# [INSTRUCTIONS FOR THE TASK]
Check every line below for the word "details" and show those that hold it.

++++ PROVIDED DATA

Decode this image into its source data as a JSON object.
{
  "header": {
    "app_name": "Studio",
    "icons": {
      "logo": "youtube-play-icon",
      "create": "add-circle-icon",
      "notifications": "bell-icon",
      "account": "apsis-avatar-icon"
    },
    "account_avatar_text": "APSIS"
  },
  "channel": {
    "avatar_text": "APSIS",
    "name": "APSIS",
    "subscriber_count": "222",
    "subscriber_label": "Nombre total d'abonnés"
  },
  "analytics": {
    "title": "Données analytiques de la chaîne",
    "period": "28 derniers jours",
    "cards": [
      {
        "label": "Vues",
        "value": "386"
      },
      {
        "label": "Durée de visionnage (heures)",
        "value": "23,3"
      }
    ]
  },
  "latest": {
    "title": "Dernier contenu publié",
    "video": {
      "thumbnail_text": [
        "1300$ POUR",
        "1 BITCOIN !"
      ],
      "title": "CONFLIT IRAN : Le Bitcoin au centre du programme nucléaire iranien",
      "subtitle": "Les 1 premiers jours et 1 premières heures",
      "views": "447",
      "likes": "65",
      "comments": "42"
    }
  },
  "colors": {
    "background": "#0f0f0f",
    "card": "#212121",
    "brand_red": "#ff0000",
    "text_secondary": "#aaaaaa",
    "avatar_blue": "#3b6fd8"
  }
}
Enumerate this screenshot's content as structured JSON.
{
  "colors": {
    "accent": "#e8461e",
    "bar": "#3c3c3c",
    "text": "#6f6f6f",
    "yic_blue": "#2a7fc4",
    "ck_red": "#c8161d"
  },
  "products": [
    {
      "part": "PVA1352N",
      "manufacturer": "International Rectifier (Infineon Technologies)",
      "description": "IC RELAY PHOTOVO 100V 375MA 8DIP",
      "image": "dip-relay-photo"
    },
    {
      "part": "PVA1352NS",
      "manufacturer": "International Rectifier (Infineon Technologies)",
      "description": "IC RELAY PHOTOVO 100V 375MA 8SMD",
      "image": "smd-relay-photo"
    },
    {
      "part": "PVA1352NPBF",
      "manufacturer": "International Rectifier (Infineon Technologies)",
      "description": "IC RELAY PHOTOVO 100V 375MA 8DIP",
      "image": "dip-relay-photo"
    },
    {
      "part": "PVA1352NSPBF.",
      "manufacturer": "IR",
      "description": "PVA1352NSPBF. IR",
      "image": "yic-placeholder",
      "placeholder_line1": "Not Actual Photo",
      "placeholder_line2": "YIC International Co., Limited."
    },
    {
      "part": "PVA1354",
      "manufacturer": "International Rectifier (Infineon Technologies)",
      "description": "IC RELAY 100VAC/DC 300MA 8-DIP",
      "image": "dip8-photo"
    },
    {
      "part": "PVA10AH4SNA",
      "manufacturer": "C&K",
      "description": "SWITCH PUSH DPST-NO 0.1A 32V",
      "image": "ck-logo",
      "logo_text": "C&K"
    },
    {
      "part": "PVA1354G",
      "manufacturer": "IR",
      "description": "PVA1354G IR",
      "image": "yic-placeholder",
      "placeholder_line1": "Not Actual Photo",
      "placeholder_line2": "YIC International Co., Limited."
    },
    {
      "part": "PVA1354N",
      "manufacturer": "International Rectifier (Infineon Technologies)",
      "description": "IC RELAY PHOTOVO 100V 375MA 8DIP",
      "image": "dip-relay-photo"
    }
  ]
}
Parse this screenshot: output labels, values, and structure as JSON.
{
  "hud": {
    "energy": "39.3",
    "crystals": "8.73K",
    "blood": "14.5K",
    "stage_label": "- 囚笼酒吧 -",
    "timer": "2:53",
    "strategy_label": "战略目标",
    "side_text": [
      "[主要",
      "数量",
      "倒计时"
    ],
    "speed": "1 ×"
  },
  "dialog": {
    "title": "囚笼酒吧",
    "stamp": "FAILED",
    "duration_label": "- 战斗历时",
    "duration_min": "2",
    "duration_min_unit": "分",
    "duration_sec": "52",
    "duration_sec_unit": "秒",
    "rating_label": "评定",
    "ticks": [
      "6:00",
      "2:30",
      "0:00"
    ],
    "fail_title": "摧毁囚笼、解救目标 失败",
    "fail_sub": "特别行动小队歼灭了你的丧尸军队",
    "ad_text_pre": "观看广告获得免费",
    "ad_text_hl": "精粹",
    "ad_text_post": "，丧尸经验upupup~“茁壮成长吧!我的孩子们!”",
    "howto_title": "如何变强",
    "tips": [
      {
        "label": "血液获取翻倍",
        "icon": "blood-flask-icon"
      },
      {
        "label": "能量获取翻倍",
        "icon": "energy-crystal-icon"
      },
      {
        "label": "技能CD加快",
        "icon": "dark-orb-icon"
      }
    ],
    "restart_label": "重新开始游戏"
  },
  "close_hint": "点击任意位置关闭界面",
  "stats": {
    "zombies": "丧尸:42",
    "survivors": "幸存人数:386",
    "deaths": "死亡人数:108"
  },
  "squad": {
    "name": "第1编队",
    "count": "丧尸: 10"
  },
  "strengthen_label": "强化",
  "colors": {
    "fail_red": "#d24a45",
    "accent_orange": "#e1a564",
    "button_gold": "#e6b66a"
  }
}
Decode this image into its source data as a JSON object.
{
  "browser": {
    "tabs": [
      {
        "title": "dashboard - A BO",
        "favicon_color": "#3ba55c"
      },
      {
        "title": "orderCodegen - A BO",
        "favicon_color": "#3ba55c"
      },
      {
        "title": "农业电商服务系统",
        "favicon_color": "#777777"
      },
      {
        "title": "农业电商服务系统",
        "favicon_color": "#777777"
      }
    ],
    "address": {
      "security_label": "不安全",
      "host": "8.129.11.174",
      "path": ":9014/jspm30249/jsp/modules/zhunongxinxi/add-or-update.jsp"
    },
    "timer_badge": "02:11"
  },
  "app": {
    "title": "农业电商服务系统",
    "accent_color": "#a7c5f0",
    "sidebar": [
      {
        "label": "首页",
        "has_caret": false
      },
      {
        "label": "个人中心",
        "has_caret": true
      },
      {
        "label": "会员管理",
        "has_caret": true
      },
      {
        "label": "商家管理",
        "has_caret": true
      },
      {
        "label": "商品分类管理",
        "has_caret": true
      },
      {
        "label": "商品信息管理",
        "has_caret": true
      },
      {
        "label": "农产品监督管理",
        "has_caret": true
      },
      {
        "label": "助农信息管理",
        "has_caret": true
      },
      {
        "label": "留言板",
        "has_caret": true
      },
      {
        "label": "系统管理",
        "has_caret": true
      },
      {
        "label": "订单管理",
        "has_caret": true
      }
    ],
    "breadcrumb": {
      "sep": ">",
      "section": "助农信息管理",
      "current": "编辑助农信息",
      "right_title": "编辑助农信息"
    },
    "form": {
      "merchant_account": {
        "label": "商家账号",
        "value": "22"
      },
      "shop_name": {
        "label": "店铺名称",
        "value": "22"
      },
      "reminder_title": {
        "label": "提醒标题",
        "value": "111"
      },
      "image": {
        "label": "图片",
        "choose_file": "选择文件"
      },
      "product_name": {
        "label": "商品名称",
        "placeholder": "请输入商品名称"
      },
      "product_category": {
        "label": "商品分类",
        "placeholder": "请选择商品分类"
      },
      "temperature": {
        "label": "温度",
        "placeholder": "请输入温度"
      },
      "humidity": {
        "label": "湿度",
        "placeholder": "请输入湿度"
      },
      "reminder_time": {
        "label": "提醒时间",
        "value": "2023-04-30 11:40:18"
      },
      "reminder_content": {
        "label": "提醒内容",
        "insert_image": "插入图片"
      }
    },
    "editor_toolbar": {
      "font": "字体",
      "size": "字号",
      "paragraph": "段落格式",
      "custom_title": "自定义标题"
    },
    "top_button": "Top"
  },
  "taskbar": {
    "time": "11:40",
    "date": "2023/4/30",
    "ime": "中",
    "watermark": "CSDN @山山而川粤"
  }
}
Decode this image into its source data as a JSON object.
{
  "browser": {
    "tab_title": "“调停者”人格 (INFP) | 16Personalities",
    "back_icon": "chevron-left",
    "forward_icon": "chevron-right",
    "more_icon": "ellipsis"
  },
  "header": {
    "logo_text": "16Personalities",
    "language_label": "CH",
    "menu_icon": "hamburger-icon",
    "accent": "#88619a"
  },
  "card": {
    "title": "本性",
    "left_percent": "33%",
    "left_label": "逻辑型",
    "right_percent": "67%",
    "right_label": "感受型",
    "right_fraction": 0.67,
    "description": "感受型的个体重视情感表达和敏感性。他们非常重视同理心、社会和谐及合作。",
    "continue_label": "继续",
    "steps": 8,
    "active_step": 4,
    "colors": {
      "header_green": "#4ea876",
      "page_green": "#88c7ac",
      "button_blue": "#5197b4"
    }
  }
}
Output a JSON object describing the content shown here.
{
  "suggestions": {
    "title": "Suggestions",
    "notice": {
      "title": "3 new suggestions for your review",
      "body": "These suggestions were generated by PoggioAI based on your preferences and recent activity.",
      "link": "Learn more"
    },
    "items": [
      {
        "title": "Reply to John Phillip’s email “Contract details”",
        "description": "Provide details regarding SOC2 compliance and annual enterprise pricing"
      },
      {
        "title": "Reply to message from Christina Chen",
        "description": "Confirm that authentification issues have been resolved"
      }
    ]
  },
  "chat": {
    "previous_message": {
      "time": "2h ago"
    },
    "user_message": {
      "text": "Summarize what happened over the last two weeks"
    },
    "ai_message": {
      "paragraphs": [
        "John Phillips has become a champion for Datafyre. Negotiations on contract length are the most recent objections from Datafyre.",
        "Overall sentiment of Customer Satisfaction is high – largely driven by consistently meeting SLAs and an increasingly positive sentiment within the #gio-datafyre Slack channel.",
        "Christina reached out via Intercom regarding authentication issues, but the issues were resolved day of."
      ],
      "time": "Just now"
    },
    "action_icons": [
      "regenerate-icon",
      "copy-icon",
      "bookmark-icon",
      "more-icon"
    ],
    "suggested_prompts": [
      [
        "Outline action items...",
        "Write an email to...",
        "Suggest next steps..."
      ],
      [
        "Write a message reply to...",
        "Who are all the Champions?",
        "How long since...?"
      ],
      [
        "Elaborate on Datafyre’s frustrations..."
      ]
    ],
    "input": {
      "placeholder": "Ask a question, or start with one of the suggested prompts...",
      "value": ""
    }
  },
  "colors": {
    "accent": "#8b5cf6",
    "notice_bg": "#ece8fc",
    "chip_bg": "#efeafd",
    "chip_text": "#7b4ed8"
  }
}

++++++++

# [TASK OUTPUT]
        "title": "Reply to John Phillip’s email “Contract details”",
        "description": "Provide details regarding SOC2 compliance and annual enterprise pricing"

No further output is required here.